### EXERCISE DIRECTIONS
Provide the data again in its entirety, exactly as given.
-- start of RECORDS SHOWN --
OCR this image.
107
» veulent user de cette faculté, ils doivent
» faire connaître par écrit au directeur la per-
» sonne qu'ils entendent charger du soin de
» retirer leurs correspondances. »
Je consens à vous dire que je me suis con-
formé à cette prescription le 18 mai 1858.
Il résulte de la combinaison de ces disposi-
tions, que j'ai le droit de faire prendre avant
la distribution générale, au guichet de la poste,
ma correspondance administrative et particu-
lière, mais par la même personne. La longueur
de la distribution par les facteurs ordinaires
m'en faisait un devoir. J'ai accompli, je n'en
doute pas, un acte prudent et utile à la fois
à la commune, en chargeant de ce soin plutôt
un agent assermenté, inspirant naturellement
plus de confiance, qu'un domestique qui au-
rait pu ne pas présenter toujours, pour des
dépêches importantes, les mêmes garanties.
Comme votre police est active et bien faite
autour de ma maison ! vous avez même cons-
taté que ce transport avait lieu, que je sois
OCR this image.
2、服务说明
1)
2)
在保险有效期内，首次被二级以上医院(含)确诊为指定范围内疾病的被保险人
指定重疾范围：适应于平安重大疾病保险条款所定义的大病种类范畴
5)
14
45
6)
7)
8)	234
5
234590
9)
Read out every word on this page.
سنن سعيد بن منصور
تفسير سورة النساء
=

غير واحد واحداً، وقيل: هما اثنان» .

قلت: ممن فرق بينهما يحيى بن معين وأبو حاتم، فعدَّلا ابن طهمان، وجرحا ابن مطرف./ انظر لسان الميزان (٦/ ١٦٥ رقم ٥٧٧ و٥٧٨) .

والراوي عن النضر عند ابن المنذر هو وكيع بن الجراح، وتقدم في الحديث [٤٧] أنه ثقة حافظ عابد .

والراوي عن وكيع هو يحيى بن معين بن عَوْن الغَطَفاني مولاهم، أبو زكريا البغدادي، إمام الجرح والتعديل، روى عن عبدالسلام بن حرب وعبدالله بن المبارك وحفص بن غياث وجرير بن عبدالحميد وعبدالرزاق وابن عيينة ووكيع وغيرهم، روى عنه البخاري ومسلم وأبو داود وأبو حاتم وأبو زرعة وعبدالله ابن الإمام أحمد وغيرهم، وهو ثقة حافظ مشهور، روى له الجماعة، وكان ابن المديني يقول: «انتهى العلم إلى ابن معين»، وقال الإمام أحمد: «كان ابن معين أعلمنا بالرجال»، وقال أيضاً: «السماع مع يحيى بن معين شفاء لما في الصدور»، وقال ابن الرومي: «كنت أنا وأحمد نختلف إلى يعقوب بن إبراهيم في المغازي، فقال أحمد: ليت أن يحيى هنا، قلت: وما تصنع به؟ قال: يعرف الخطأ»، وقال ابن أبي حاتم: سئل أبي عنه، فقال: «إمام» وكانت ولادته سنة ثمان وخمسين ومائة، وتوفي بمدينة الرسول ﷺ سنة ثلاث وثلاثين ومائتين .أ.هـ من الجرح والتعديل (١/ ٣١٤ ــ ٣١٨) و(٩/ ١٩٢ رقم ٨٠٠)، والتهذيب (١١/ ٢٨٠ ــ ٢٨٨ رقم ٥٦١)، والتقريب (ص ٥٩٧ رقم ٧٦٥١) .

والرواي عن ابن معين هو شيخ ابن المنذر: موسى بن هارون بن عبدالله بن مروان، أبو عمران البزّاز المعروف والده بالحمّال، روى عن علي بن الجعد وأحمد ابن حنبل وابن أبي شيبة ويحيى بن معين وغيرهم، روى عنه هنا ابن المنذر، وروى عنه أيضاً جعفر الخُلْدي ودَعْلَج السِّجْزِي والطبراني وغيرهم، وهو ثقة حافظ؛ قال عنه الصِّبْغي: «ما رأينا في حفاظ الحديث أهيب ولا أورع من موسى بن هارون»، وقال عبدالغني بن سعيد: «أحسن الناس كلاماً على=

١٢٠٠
-- end of RECORDS SHOWN --
### CORRECT OUTPUT
OCR this image.
107
» veulent user de cette faculté, ils doivent
» faire connaître par écrit au directeur la per-
» sonne qu'ils entendent charger du soin de
» retirer leurs correspondances. »
Je consens à vous dire que je me suis con-
formé à cette prescription le 18 mai 1858.
Il résulte de la combinaison de ces disposi-
tions, que j'ai le droit de faire prendre avant
la distribution générale, au guichet de la poste,
ma correspondance administrative et particu-
lière, mais par la même personne. La longueur
de la distribution par les facteurs ordinaires
m'en faisait un devoir. J'ai accompli, je n'en
doute pas, un acte prudent et utile à la fois
à la commune, en chargeant de ce soin plutôt
un agent assermenté, inspirant naturellement
plus de confiance, qu'un domestique qui au-
rait pu ne pas présenter toujours, pour des
dépêches importantes, les mêmes garanties.
Comme votre police est active et bien faite
autour de ma maison ! vous avez même cons-
taté que ce transport avait lieu, que je sois
OCR this image.
2、服务说明
1)
2)
在保险有效期内，首次被二级以上医院(含)确诊为指定范围内疾病的被保险人
指定重疾范围：适应于平安重大疾病保险条款所定义的大病种类范畴
5)
14
45
6)
7)
8)	234
5
234590
9)
Read out every word on this page.
سنن سعيد بن منصور
تفسير سورة النساء
=

غير واحد واحداً، وقيل: هما اثنان» .

قلت: ممن فرق بينهما يحيى بن معين وأبو حاتم، فعدَّلا ابن طهمان، وجرحا ابن مطرف./ انظر لسان الميزان (٦/ ١٦٥ رقم ٥٧٧ و٥٧٨) .

والراوي عن النضر عند ابن المنذر هو وكيع بن الجراح، وتقدم في الحديث [٤٧] أنه ثقة حافظ عابد .

والراوي عن وكيع هو يحيى بن معين بن عَوْن الغَطَفاني مولاهم، أبو زكريا البغدادي، إمام الجرح والتعديل، روى عن عبدالسلام بن حرب وعبدالله بن المبارك وحفص بن غياث وجرير بن عبدالحميد وعبدالرزاق وابن عيينة ووكيع وغيرهم، روى عنه البخاري ومسلم وأبو داود وأبو حاتم وأبو زرعة وعبدالله ابن الإمام أحمد وغيرهم، وهو ثقة حافظ مشهور، روى له الجماعة، وكان ابن المديني يقول: «انتهى العلم إلى ابن معين»، وقال الإمام أحمد: «كان ابن معين أعلمنا بالرجال»، وقال أيضاً: «السماع مع يحيى بن معين شفاء لما في الصدور»، وقال ابن الرومي: «كنت أنا وأحمد نختلف إلى يعقوب بن إبراهيم في المغازي، فقال أحمد: ليت أن يحيى هنا، قلت: وما تصنع به؟ قال: يعرف الخطأ»، وقال ابن أبي حاتم: سئل أبي عنه، فقال: «إمام» وكانت ولادته سنة ثمان وخمسين ومائة، وتوفي بمدينة الرسول ﷺ سنة ثلاث وثلاثين ومائتين .أ.هـ من الجرح والتعديل (١/ ٣١٤ ــ ٣١٨) و(٩/ ١٩٢ رقم ٨٠٠)، والتهذيب (١١/ ٢٨٠ ــ ٢٨٨ رقم ٥٦١)، والتقريب (ص ٥٩٧ رقم ٧٦٥١) .

والرواي عن ابن معين هو شيخ ابن المنذر: موسى بن هارون بن عبدالله بن مروان، أبو عمران البزّاز المعروف والده بالحمّال، روى عن علي بن الجعد وأحمد ابن حنبل وابن أبي شيبة ويحيى بن معين وغيرهم، روى عنه هنا ابن المنذر، وروى عنه أيضاً جعفر الخُلْدي ودَعْلَج السِّجْزِي والطبراني وغيرهم، وهو ثقة حافظ؛ قال عنه الصِّبْغي: «ما رأينا في حفاظ الحديث أهيب ولا أورع من موسى بن هارون»، وقال عبدالغني بن سعيد: «أحسن الناس كلاماً على=

١٢٠٠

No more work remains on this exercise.